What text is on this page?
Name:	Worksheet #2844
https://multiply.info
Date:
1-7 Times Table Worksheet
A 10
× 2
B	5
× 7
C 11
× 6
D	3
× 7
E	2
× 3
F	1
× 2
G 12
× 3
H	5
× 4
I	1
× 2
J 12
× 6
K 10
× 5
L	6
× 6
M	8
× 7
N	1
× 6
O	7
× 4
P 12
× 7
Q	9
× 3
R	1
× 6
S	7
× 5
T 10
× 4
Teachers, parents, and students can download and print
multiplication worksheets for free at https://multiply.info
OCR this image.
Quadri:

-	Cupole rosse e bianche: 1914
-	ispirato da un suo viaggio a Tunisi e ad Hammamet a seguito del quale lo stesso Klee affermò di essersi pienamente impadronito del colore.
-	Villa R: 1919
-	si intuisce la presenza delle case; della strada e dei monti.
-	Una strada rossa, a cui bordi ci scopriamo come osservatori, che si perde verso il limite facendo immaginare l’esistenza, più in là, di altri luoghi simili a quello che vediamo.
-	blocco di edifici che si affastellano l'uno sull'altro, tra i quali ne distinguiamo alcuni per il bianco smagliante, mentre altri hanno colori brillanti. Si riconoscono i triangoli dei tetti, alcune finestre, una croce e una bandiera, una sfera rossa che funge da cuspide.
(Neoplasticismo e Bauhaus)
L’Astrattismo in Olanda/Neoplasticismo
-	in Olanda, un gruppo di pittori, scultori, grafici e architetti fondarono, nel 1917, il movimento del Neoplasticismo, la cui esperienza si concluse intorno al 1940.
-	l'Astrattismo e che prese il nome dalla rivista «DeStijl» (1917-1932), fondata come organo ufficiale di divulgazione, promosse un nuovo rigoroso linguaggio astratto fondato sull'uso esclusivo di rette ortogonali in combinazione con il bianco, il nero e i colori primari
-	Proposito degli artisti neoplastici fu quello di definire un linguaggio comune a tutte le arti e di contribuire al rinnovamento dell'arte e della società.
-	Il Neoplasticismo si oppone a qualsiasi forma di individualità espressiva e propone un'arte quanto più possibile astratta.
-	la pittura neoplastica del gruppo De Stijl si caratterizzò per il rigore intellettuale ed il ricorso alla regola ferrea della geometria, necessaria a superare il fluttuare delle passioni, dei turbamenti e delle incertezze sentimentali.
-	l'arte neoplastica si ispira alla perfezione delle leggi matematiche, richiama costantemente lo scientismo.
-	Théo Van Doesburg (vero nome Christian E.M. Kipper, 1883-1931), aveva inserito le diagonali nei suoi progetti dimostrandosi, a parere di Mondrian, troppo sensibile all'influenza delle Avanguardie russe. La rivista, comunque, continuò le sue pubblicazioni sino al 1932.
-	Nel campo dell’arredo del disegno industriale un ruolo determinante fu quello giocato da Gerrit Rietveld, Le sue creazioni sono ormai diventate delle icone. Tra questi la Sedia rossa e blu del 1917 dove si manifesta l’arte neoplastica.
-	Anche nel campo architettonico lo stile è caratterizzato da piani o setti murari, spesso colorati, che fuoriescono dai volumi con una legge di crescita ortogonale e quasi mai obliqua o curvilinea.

• • •

◆ Required task ◆
Please restate the data word for word, every record included.

◆ Result of the exercise ◆
What text is on this page?
Name:	Worksheet #2844
https://multiply.info
Date:
1-7 Times Table Worksheet
A 10
× 2
B	5
× 7
C 11
× 6
D	3
× 7
E	2
× 3
F	1
× 2
G 12
× 3
H	5
× 4
I	1
× 2
J 12
× 6
K 10
× 5
L	6
× 6
M	8
× 7
N	1
× 6
O	7
× 4
P 12
× 7
Q	9
× 3
R	1
× 6
S	7
× 5
T 10
× 4
Teachers, parents, and students can download and print
multiplication worksheets for free at https://multiply.info
OCR this image.
Quadri:

-	Cupole rosse e bianche: 1914
-	ispirato da un suo viaggio a Tunisi e ad Hammamet a seguito del quale lo stesso Klee affermò di essersi pienamente impadronito del colore.
-	Villa R: 1919
-	si intuisce la presenza delle case; della strada e dei monti.
-	Una strada rossa, a cui bordi ci scopriamo come osservatori, che si perde verso il limite facendo immaginare l’esistenza, più in là, di altri luoghi simili a quello che vediamo.
-	blocco di edifici che si affastellano l'uno sull'altro, tra i quali ne distinguiamo alcuni per il bianco smagliante, mentre altri hanno colori brillanti. Si riconoscono i triangoli dei tetti, alcune finestre, una croce e una bandiera, una sfera rossa che funge da cuspide.
(Neoplasticismo e Bauhaus)
L’Astrattismo in Olanda/Neoplasticismo
-	in Olanda, un gruppo di pittori, scultori, grafici e architetti fondarono, nel 1917, il movimento del Neoplasticismo, la cui esperienza si concluse intorno al 1940.
-	l'Astrattismo e che prese il nome dalla rivista «DeStijl» (1917-1932), fondata come organo ufficiale di divulgazione, promosse un nuovo rigoroso linguaggio astratto fondato sull'uso esclusivo di rette ortogonali in combinazione con il bianco, il nero e i colori primari
-	Proposito degli artisti neoplastici fu quello di definire un linguaggio comune a tutte le arti e di contribuire al rinnovamento dell'arte e della società.
-	Il Neoplasticismo si oppone a qualsiasi forma di individualità espressiva e propone un'arte quanto più possibile astratta.
-	la pittura neoplastica del gruppo De Stijl si caratterizzò per il rigore intellettuale ed il ricorso alla regola ferrea della geometria, necessaria a superare il fluttuare delle passioni, dei turbamenti e delle incertezze sentimentali.
-	l'arte neoplastica si ispira alla perfezione delle leggi matematiche, richiama costantemente lo scientismo.
-	Théo Van Doesburg (vero nome Christian E.M. Kipper, 1883-1931), aveva inserito le diagonali nei suoi progetti dimostrandosi, a parere di Mondrian, troppo sensibile all'influenza delle Avanguardie russe. La rivista, comunque, continuò le sue pubblicazioni sino al 1932.
-	Nel campo dell’arredo del disegno industriale un ruolo determinante fu quello giocato da Gerrit Rietveld, Le sue creazioni sono ormai diventate delle icone. Tra questi la Sedia rossa e blu del 1917 dove si manifesta l’arte neoplastica.
-	Anche nel campo architettonico lo stile è caratterizzato da piani o setti murari, spesso colorati, che fuoriescono dai volumi con una legge di crescita ortogonale e quasi mai obliqua o curvilinea.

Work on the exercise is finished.